» Instructions to follow: Say how many lines of the listing below contain "Memory", giving the number and nothing else.

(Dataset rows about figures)
§ §

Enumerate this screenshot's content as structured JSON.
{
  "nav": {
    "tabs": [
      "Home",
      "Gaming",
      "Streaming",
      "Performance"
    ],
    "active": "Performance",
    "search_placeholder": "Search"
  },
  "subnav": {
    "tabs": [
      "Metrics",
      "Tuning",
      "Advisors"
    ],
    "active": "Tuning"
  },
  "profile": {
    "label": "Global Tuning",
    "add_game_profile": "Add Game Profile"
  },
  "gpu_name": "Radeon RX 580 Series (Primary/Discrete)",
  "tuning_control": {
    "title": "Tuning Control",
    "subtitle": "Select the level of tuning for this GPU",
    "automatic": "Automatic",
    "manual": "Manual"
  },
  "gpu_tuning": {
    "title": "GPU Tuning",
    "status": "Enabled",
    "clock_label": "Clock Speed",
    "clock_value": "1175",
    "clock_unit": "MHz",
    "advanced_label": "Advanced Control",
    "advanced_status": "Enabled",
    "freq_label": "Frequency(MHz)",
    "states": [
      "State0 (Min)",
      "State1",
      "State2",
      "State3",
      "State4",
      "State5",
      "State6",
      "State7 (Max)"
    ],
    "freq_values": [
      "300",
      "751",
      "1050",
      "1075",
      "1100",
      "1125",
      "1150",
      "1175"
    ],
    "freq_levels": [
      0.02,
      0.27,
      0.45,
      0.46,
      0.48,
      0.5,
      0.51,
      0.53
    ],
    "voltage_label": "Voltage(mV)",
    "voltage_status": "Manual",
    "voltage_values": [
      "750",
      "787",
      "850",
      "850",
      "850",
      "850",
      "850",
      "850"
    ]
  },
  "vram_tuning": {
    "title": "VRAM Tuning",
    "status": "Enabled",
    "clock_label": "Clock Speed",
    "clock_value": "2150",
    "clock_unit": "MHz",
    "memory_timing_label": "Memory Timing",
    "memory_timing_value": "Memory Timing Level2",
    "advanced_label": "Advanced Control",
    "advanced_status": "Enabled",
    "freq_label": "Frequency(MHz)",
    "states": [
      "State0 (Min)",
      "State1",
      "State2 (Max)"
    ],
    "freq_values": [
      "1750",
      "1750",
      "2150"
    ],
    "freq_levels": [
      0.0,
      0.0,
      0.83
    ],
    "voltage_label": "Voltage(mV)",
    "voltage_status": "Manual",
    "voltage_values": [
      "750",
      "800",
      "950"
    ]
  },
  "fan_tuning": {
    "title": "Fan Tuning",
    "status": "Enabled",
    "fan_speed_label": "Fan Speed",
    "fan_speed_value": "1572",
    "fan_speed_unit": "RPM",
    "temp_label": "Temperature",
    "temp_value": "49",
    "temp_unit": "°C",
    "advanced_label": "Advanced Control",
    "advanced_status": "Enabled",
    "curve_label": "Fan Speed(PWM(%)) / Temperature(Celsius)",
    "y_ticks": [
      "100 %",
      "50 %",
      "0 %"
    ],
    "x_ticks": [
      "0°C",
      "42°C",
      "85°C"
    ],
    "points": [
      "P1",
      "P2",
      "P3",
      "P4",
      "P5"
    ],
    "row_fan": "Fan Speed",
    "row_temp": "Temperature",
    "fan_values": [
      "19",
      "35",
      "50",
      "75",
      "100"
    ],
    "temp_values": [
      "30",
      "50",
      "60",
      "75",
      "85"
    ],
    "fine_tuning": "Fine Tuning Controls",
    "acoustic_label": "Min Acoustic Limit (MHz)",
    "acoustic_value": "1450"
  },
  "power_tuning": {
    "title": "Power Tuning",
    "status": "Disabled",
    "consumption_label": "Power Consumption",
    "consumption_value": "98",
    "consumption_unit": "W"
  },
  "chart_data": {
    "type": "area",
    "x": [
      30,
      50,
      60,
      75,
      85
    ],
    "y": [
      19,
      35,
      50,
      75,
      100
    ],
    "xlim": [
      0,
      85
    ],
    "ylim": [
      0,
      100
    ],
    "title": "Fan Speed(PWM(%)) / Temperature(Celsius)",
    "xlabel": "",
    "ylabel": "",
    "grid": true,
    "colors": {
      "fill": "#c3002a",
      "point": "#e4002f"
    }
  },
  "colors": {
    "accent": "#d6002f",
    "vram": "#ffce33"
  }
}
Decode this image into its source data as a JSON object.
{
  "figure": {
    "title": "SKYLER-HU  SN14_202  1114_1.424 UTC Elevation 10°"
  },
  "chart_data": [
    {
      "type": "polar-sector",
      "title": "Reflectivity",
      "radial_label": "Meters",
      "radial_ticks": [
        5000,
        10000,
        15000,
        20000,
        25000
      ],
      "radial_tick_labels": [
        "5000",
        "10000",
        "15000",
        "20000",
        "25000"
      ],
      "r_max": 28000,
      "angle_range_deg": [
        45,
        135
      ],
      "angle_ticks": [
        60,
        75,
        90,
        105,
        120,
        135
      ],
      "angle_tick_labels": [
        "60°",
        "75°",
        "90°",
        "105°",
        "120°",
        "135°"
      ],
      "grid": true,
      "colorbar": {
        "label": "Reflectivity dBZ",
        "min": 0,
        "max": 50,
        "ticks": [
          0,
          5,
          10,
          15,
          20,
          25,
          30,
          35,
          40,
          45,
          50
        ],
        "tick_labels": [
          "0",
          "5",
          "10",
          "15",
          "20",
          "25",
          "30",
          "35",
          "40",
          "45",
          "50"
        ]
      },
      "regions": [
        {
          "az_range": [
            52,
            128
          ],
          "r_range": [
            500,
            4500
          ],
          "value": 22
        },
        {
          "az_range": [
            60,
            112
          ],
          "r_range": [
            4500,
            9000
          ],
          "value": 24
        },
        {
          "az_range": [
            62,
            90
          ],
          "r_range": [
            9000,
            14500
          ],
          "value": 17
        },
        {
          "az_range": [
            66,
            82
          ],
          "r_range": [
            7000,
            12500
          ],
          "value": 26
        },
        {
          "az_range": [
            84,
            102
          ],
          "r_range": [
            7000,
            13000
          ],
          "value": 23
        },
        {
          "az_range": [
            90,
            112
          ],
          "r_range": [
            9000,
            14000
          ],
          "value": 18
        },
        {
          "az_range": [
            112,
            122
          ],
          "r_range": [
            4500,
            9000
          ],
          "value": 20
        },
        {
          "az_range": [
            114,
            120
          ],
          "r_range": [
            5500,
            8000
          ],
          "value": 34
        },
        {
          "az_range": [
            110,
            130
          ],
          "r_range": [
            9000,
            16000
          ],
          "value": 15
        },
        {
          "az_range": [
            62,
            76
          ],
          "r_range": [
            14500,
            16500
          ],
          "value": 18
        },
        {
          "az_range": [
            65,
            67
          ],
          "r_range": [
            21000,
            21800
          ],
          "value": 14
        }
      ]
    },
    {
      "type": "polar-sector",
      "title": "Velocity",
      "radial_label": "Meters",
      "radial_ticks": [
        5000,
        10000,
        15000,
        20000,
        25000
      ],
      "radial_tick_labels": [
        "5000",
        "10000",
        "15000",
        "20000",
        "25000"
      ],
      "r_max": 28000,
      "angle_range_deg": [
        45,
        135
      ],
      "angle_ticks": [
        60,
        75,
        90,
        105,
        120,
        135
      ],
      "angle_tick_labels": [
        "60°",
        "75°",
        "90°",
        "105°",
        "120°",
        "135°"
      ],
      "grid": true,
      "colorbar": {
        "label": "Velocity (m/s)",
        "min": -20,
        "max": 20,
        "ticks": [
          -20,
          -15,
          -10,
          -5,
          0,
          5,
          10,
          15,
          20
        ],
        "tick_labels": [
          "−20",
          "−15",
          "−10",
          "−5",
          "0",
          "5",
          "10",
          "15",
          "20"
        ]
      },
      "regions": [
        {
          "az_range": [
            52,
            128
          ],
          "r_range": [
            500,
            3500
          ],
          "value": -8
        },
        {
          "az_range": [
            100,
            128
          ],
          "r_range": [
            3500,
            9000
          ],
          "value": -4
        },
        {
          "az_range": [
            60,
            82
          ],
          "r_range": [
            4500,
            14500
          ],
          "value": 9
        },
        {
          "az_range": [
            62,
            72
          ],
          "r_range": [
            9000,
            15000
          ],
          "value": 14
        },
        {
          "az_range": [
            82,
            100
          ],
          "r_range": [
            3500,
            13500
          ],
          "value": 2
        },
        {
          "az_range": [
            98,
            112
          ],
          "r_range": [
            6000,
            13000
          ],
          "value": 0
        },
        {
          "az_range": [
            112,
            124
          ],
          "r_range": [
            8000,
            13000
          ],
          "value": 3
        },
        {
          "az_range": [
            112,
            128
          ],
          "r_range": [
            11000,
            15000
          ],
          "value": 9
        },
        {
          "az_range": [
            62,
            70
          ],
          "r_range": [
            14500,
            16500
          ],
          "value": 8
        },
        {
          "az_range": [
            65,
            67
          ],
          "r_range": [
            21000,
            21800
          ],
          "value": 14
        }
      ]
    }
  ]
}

§ §

» Exercise response: 2